Extracted material:
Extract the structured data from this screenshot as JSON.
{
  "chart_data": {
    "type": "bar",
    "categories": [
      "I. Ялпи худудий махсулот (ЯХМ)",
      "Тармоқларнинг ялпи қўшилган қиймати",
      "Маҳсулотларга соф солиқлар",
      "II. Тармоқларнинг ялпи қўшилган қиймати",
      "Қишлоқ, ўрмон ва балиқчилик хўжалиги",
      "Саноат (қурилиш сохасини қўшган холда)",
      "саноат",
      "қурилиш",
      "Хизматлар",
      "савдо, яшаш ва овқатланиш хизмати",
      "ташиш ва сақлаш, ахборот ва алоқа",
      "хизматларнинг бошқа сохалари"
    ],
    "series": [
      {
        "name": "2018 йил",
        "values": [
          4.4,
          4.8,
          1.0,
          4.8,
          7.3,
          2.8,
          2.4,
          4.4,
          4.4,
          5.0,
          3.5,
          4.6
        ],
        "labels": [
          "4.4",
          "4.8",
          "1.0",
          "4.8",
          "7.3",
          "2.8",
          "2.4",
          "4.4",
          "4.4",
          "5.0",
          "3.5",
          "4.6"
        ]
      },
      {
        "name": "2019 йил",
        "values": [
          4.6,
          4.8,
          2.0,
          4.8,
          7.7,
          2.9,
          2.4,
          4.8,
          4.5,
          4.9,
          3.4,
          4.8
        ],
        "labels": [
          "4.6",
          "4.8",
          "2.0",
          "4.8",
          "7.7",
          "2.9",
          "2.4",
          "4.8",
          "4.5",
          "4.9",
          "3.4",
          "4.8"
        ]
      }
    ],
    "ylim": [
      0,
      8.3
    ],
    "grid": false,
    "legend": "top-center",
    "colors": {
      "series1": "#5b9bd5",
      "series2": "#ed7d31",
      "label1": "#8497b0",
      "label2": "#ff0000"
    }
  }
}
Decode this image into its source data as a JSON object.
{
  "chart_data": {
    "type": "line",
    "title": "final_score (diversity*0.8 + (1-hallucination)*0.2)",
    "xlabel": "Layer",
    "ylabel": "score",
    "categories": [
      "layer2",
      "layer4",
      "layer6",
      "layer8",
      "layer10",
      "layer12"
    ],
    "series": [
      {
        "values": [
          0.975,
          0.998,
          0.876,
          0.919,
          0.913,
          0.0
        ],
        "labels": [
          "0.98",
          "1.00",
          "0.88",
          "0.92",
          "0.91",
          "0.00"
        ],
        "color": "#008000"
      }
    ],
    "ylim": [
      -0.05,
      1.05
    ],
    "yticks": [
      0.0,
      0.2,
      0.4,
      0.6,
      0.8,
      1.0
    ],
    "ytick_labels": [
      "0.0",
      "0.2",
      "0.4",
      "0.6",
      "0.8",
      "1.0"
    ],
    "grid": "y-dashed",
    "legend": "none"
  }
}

What to produce:
Every record above should be output exactly.

Correct result:
Extract the structured data from this screenshot as JSON.
{
  "chart_data": {
    "type": "bar",
    "categories": [
      "I. Ялпи худудий махсулот (ЯХМ)",
      "Тармоқларнинг ялпи қўшилган қиймати",
      "Маҳсулотларга соф солиқлар",
      "II. Тармоқларнинг ялпи қўшилган қиймати",
      "Қишлоқ, ўрмон ва балиқчилик хўжалиги",
      "Саноат (қурилиш сохасини қўшган холда)",
      "саноат",
      "қурилиш",
      "Хизматлар",
      "савдо, яшаш ва овқатланиш хизмати",
      "ташиш ва сақлаш, ахборот ва алоқа",
      "хизматларнинг бошқа сохалари"
    ],
    "series": [
      {
        "name": "2018 йил",
        "values": [
          4.4,
          4.8,
          1.0,
          4.8,
          7.3,
          2.8,
          2.4,
          4.4,
          4.4,
          5.0,
          3.5,
          4.6
        ],
        "labels": [
          "4.4",
          "4.8",
          "1.0",
          "4.8",
          "7.3",
          "2.8",
          "2.4",
          "4.4",
          "4.4",
          "5.0",
          "3.5",
          "4.6"
        ]
      },
      {
        "name": "2019 йил",
        "values": [
          4.6,
          4.8,
          2.0,
          4.8,
          7.7,
          2.9,
          2.4,
          4.8,
          4.5,
          4.9,
          3.4,
          4.8
        ],
        "labels": [
          "4.6",
          "4.8",
          "2.0",
          "4.8",
          "7.7",
          "2.9",
          "2.4",
          "4.8",
          "4.5",
          "4.9",
          "3.4",
          "4.8"
        ]
      }
    ],
    "ylim": [
      0,
      8.3
    ],
    "grid": false,
    "legend": "top-center",
    "colors": {
      "series1": "#5b9bd5",
      "series2": "#ed7d31",
      "label1": "#8497b0",
      "label2": "#ff0000"
    }
  }
}
Decode this image into its source data as a JSON object.
{
  "chart_data": {
    "type": "line",
    "title": "final_score (diversity*0.8 + (1-hallucination)*0.2)",
    "xlabel": "Layer",
    "ylabel": "score",
    "categories": [
      "layer2",
      "layer4",
      "layer6",
      "layer8",
      "layer10",
      "layer12"
    ],
    "series": [
      {
        "values": [
          0.975,
          0.998,
          0.876,
          0.919,
          0.913,
          0.0
        ],
        "labels": [
          "0.98",
          "1.00",
          "0.88",
          "0.92",
          "0.91",
          "0.00"
        ],
        "color": "#008000"
      }
    ],
    "ylim": [
      -0.05,
      1.05
    ],
    "yticks": [
      0.0,
      0.2,
      0.4,
      0.6,
      0.8,
      1.0
    ],
    "ytick_labels": [
      "0.0",
      "0.2",
      "0.4",
      "0.6",
      "0.8",
      "1.0"
    ],
    "grid": "y-dashed",
    "legend": "none"
  }
}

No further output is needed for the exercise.